▸ GIVEN REQUEST: Copy every line of the material below word for word.

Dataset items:
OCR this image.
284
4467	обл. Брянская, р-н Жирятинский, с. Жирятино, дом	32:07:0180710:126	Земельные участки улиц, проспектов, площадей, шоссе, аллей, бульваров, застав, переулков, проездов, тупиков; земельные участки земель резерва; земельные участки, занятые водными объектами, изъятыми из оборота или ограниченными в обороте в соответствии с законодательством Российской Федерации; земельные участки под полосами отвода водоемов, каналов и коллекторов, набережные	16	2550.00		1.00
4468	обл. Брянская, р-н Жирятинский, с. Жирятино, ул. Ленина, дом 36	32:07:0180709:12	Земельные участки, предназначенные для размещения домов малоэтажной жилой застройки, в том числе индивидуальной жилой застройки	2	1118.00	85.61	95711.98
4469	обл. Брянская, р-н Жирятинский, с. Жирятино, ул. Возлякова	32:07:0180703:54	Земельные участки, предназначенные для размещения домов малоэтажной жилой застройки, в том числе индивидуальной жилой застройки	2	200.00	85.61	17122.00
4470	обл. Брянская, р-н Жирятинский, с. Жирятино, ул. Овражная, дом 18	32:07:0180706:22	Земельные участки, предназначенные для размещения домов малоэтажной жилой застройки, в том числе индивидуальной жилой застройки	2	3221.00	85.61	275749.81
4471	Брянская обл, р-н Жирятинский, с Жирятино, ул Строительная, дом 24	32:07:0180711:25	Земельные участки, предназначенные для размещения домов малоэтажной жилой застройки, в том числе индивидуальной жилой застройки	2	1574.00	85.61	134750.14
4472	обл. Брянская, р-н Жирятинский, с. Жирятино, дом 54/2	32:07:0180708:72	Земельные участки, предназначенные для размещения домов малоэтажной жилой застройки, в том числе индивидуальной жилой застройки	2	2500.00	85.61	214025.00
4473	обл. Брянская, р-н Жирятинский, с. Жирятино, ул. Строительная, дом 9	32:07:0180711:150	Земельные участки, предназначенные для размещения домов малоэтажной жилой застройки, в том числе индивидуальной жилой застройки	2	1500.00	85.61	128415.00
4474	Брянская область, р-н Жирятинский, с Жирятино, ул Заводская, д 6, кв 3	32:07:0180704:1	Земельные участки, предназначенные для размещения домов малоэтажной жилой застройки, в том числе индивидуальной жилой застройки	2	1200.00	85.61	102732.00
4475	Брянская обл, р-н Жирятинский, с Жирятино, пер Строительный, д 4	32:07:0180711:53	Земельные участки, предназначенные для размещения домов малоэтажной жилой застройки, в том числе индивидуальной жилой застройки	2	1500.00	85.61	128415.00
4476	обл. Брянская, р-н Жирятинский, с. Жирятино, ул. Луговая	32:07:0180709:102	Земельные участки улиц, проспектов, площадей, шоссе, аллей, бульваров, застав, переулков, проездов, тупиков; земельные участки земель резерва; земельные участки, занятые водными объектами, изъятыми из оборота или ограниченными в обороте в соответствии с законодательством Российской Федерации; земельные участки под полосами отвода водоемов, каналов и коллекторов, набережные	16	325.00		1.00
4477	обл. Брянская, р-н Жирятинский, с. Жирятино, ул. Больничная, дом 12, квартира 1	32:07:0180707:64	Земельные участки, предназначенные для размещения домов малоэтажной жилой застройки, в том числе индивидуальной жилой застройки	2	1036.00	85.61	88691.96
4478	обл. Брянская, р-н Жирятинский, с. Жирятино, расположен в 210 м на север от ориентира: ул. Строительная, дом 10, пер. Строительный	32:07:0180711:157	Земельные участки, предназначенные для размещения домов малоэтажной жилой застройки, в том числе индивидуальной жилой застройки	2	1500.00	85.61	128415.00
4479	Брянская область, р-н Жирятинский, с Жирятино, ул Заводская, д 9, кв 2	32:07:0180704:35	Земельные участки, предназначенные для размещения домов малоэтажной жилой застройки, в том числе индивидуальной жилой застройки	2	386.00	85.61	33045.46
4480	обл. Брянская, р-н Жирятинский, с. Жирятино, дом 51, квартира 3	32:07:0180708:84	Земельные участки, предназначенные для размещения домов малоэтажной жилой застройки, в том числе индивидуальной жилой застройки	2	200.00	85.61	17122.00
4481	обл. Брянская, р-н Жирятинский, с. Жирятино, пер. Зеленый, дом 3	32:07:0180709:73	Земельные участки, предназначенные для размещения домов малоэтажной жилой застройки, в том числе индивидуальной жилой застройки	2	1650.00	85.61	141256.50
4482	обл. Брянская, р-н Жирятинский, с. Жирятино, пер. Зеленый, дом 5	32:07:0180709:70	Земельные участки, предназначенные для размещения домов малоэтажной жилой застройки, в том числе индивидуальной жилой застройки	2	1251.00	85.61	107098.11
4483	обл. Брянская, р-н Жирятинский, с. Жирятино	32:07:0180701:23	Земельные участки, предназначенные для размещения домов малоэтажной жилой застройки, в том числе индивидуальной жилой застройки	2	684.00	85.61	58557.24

▸ ANSWER BELOW:
OCR this image.
284
4467	обл. Брянская, р-н Жирятинский, с. Жирятино, дом	32:07:0180710:126	Земельные участки улиц, проспектов, площадей, шоссе, аллей, бульваров, застав, переулков, проездов, тупиков; земельные участки земель резерва; земельные участки, занятые водными объектами, изъятыми из оборота или ограниченными в обороте в соответствии с законодательством Российской Федерации; земельные участки под полосами отвода водоемов, каналов и коллекторов, набережные	16	2550.00		1.00
4468	обл. Брянская, р-н Жирятинский, с. Жирятино, ул. Ленина, дом 36	32:07:0180709:12	Земельные участки, предназначенные для размещения домов малоэтажной жилой застройки, в том числе индивидуальной жилой застройки	2	1118.00	85.61	95711.98
4469	обл. Брянская, р-н Жирятинский, с. Жирятино, ул. Возлякова	32:07:0180703:54	Земельные участки, предназначенные для размещения домов малоэтажной жилой застройки, в том числе индивидуальной жилой застройки	2	200.00	85.61	17122.00
4470	обл. Брянская, р-н Жирятинский, с. Жирятино, ул. Овражная, дом 18	32:07:0180706:22	Земельные участки, предназначенные для размещения домов малоэтажной жилой застройки, в том числе индивидуальной жилой застройки	2	3221.00	85.61	275749.81
4471	Брянская обл, р-н Жирятинский, с Жирятино, ул Строительная, дом 24	32:07:0180711:25	Земельные участки, предназначенные для размещения домов малоэтажной жилой застройки, в том числе индивидуальной жилой застройки	2	1574.00	85.61	134750.14
4472	обл. Брянская, р-н Жирятинский, с. Жирятино, дом 54/2	32:07:0180708:72	Земельные участки, предназначенные для размещения домов малоэтажной жилой застройки, в том числе индивидуальной жилой застройки	2	2500.00	85.61	214025.00
4473	обл. Брянская, р-н Жирятинский, с. Жирятино, ул. Строительная, дом 9	32:07:0180711:150	Земельные участки, предназначенные для размещения домов малоэтажной жилой застройки, в том числе индивидуальной жилой застройки	2	1500.00	85.61	128415.00
4474	Брянская область, р-н Жирятинский, с Жирятино, ул Заводская, д 6, кв 3	32:07:0180704:1	Земельные участки, предназначенные для размещения домов малоэтажной жилой застройки, в том числе индивидуальной жилой застройки	2	1200.00	85.61	102732.00
4475	Брянская обл, р-н Жирятинский, с Жирятино, пер Строительный, д 4	32:07:0180711:53	Земельные участки, предназначенные для размещения домов малоэтажной жилой застройки, в том числе индивидуальной жилой застройки	2	1500.00	85.61	128415.00
4476	обл. Брянская, р-н Жирятинский, с. Жирятино, ул. Луговая	32:07:0180709:102	Земельные участки улиц, проспектов, площадей, шоссе, аллей, бульваров, застав, переулков, проездов, тупиков; земельные участки земель резерва; земельные участки, занятые водными объектами, изъятыми из оборота или ограниченными в обороте в соответствии с законодательством Российской Федерации; земельные участки под полосами отвода водоемов, каналов и коллекторов, набережные	16	325.00		1.00
4477	обл. Брянская, р-н Жирятинский, с. Жирятино, ул. Больничная, дом 12, квартира 1	32:07:0180707:64	Земельные участки, предназначенные для размещения домов малоэтажной жилой застройки, в том числе индивидуальной жилой застройки	2	1036.00	85.61	88691.96
4478	обл. Брянская, р-н Жирятинский, с. Жирятино, расположен в 210 м на север от ориентира: ул. Строительная, дом 10, пер. Строительный	32:07:0180711:157	Земельные участки, предназначенные для размещения домов малоэтажной жилой застройки, в том числе индивидуальной жилой застройки	2	1500.00	85.61	128415.00
4479	Брянская область, р-н Жирятинский, с Жирятино, ул Заводская, д 9, кв 2	32:07:0180704:35	Земельные участки, предназначенные для размещения домов малоэтажной жилой застройки, в том числе индивидуальной жилой застройки	2	386.00	85.61	33045.46
4480	обл. Брянская, р-н Жирятинский, с. Жирятино, дом 51, квартира 3	32:07:0180708:84	Земельные участки, предназначенные для размещения домов малоэтажной жилой застройки, в том числе индивидуальной жилой застройки	2	200.00	85.61	17122.00
4481	обл. Брянская, р-н Жирятинский, с. Жирятино, пер. Зеленый, дом 3	32:07:0180709:73	Земельные участки, предназначенные для размещения домов малоэтажной жилой застройки, в том числе индивидуальной жилой застройки	2	1650.00	85.61	141256.50
4482	обл. Брянская, р-н Жирятинский, с. Жирятино, пер. Зеленый, дом 5	32:07:0180709:70	Земельные участки, предназначенные для размещения домов малоэтажной жилой застройки, в том числе индивидуальной жилой застройки	2	1251.00	85.61	107098.11
4483	обл. Брянская, р-н Жирятинский, с. Жирятино	32:07:0180701:23	Земельные участки, предназначенные для размещения домов малоэтажной жилой застройки, в том числе индивидуальной жилой застройки	2	684.00	85.61	58557.24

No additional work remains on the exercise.